>> Begin Data for this exercise

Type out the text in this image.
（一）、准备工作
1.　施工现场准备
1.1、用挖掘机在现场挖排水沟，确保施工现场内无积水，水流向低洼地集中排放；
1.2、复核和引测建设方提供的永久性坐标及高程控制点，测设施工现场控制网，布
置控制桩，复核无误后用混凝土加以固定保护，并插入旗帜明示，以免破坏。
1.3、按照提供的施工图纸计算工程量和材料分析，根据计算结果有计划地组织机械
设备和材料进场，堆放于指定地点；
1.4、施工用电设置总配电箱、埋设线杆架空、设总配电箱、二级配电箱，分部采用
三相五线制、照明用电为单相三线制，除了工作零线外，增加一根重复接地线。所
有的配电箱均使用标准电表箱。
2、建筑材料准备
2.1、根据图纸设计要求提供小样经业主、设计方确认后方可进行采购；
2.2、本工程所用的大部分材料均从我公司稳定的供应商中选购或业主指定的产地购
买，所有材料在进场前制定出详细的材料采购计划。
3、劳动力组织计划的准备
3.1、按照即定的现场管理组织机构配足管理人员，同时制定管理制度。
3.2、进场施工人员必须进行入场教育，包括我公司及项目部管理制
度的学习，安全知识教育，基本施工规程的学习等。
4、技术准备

>> End Data for this exercise

__Given task__
Could you transcribe the records in full, exactly?

__Exercise output__
Type out the text in this image.
（一）、准备工作
1.　施工现场准备
1.1、用挖掘机在现场挖排水沟，确保施工现场内无积水，水流向低洼地集中排放；
1.2、复核和引测建设方提供的永久性坐标及高程控制点，测设施工现场控制网，布
置控制桩，复核无误后用混凝土加以固定保护，并插入旗帜明示，以免破坏。
1.3、按照提供的施工图纸计算工程量和材料分析，根据计算结果有计划地组织机械
设备和材料进场，堆放于指定地点；
1.4、施工用电设置总配电箱、埋设线杆架空、设总配电箱、二级配电箱，分部采用
三相五线制、照明用电为单相三线制，除了工作零线外，增加一根重复接地线。所
有的配电箱均使用标准电表箱。
2、建筑材料准备
2.1、根据图纸设计要求提供小样经业主、设计方确认后方可进行采购；
2.2、本工程所用的大部分材料均从我公司稳定的供应商中选购或业主指定的产地购
买，所有材料在进场前制定出详细的材料采购计划。
3、劳动力组织计划的准备
3.1、按照即定的现场管理组织机构配足管理人员，同时制定管理制度。
3.2、进场施工人员必须进行入场教育，包括我公司及项目部管理制
度的学习，安全知识教育，基本施工规程的学习等。
4、技术准备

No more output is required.